_Stated problem_. Each entry below must be repeated exactly, with pictures left out.

_Dataset extract_.
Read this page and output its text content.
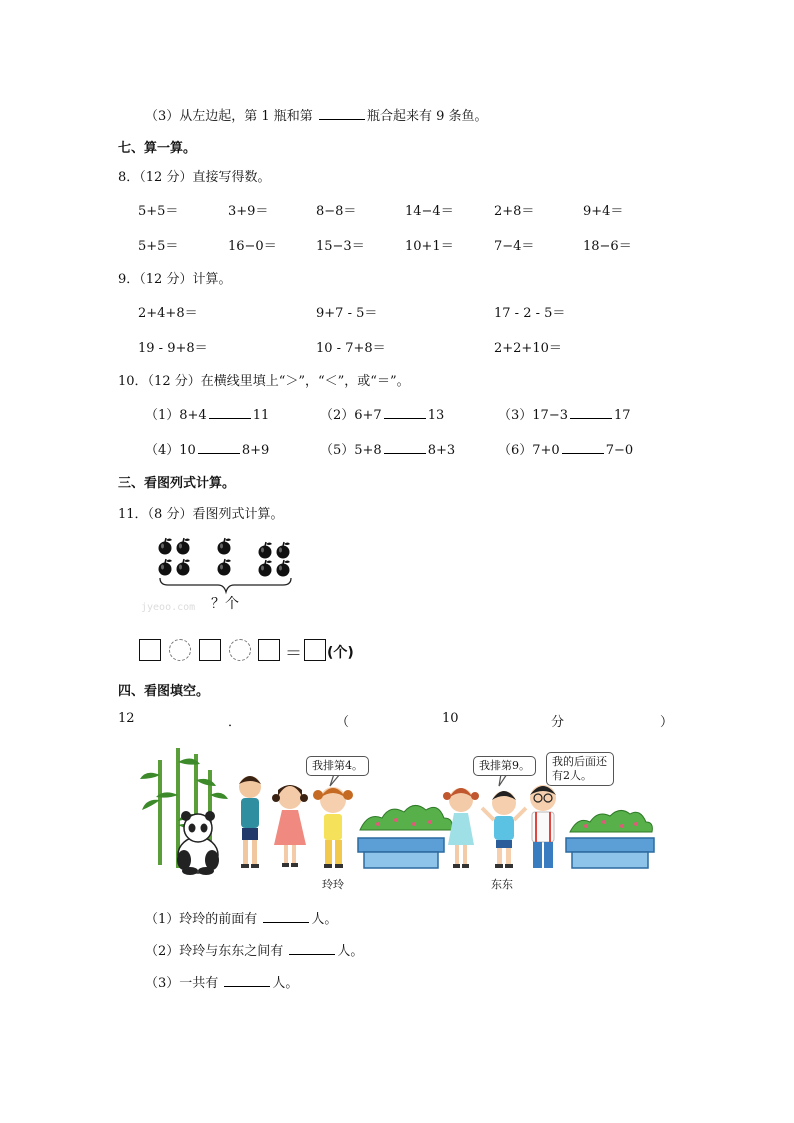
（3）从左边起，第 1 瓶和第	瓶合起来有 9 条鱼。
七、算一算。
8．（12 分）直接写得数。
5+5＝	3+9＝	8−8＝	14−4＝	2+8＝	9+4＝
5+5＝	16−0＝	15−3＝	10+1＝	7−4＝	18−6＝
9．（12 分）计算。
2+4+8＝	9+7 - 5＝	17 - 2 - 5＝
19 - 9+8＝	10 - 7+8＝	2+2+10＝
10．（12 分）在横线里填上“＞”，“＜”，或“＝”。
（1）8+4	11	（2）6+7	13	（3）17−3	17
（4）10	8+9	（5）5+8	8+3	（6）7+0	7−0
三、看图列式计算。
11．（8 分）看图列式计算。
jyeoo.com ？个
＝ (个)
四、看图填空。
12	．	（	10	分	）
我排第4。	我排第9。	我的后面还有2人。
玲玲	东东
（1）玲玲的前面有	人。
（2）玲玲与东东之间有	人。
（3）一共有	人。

_Written reply_.
Read this page and output its text content.
（3）从左边起，第 1 瓶和第	瓶合起来有 9 条鱼。
七、算一算。
8．（12 分）直接写得数。
5+5＝	3+9＝	8−8＝	14−4＝	2+8＝	9+4＝
5+5＝	16−0＝	15−3＝	10+1＝	7−4＝	18−6＝
9．（12 分）计算。
2+4+8＝	9+7 - 5＝	17 - 2 - 5＝
19 - 9+8＝	10 - 7+8＝	2+2+10＝
10．（12 分）在横线里填上“＞”，“＜”，或“＝”。
（1）8+4	11	（2）6+7	13	（3）17−3	17
（4）10	8+9	（5）5+8	8+3	（6）7+0	7−0
三、看图列式计算。
11．（8 分）看图列式计算。
jyeoo.com ？个
＝ (个)
四、看图填空。
12	．	（	10	分	）
我排第4。	我排第9。	我的后面还有2人。
玲玲	东东
（1）玲玲的前面有	人。
（2）玲玲与东东之间有	人。
（3）一共有	人。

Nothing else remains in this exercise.